Speech is an encompassing issue in that language affects every aspect of life. According to ethical evolutionists, changes in language tend to occur gradually (F.A. Hayek. 1973. Law, Legislation and Liberty 1. Chicago: University of Chicago Press). Moreover, they maintain that changes in language should develop through the interplay of voluntary association. Yet, many recent changes to language have not been “bottom-up,” but imposed “top-down.” In the U.S., this imposition has been less the outcome of legislative change as the result of the actions of (quasi-) private institutions (for example, APA. 2012. Guidelines for Psychological Practice with Lesbian, Gay, and Bisexual Clients. American Psychologist 67, no. 1: 10-42). Those affected have been from every corner of society. Workers have lost jobs; students have faced retaliation. Changes in language have had far-reaching effects—particularly as related to children. Legal efforts to address rights-related issues have been contradictory. This is largely because there is a lack of agreement on the meaning of the concepts involved. The enforcers of language are not primarily governmental, but corporate nonprofit entities. Many of the enforcers have vast resources that result from their interaction with government.

Hayek (1973, 51) made the point that spontaneous order emerges from a balance of forces adjusting to one another: “a balance which will be destroyed if some of the actions are determined by another agency on the basis of different knowledge in the service of different ends.” The mandated changes in speech have not resulted from balanced forces or a free interchange of ideas, but have been imposed and enforced by agencies that have objectives that are unclear to, or not shared by, those who have been compelled to conform to them (or face the consequences).

(Records from a data collection)
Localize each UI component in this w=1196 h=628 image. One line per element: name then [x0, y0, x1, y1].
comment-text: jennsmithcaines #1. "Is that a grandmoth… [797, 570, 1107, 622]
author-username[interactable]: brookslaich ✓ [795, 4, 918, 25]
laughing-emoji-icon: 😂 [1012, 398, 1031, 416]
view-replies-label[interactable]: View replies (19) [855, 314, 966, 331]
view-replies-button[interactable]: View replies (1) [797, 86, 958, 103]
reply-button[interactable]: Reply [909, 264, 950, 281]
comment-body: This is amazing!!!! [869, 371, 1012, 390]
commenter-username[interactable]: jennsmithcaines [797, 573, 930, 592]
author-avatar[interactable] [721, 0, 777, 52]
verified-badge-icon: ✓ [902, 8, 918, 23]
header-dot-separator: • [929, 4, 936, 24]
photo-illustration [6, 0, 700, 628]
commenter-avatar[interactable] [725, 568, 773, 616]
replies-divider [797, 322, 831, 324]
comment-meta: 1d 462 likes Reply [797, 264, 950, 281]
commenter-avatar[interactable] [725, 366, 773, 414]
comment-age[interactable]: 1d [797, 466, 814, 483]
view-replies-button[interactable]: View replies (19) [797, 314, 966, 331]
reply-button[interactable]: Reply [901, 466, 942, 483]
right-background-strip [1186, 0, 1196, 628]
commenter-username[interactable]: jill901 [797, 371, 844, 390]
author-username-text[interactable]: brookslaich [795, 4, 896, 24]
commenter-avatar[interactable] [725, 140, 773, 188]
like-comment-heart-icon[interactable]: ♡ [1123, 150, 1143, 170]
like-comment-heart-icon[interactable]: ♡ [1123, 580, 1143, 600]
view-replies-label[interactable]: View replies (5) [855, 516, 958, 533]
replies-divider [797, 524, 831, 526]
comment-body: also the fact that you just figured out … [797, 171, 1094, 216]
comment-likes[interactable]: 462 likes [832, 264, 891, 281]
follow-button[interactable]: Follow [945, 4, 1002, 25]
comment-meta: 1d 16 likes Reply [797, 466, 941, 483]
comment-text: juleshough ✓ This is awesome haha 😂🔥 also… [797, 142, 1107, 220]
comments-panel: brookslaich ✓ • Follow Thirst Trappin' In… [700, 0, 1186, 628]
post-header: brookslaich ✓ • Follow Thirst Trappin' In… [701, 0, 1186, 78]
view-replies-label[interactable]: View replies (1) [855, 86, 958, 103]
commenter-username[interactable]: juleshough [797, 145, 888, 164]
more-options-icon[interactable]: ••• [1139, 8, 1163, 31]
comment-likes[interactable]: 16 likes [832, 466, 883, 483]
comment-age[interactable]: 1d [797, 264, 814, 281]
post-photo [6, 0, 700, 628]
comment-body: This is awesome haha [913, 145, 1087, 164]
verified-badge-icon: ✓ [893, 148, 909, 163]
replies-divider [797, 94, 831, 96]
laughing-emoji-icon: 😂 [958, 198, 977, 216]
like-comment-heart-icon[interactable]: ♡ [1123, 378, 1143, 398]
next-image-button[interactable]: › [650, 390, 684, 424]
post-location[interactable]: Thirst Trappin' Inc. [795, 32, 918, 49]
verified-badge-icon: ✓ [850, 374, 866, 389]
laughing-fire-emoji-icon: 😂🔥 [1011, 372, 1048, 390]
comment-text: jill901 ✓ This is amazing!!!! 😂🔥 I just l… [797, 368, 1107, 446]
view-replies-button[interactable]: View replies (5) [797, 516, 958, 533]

** What the exercise asks **
Continue the passage on top-down changes in language from the point at which it stops.

** Answer below **
What recourse do individuals have to address what they perceive as injustices? Where rights are involved, one avenue is to take action in court. This is not always feasible because of unequal access to resources available to the parties involved. My concern is while adults are trying to arrive at an agreement on concepts that have far-reaching effects, children should be protected legally (and otherwise) from physical and psychological abuse. A possible response to online “censorship” is to create competition. This can be expensive and time-consuming. It doesn’t guarantee that the competitor will avoid censorship. Some have suggested that tech companies’ liability exemption under Section 230 of the Community Decency Act should be rescinded. Prychitko’s suggestion of more egalitarian work environments could be a possible way to resolve issues in the workplace. Long suggested that social justice should not be exclusively a concern of the left. When a freedom is threatened, that qualifies as social injustice. As for enforcement of mandated speech, social justice activism has recently been left-leaning—the tactics often based on Saul Alinsky’s Rules for Radicals (New York: Vintage Books, 1989). From the libertarian perspective, if it is appropriate for an individual to take a given action in order to preserve a right, it would be appropriate for a group who shares the same concern to take action. I think this is particularly true as a defensive measure when attempting to preserve a right that is under wide-scale attack.

These brief comments on speech (which I have addressed in a forthcoming book) have listed some of the issues that would be relevant to a more thorough analysis for a dialectics “practitioner.” Challenges to freedom of speech and other cultural changes are in need of systematic analysis. Dialectics of Liberty offers perspectives from authors spanning a variety of disciplines on how this analysis could proceed for those willing to take up this challenge. I invite those interested to read DOL. The invitation is not limited to practitioners. The book covers a variety of subjects. There is something to interest virtually anyone.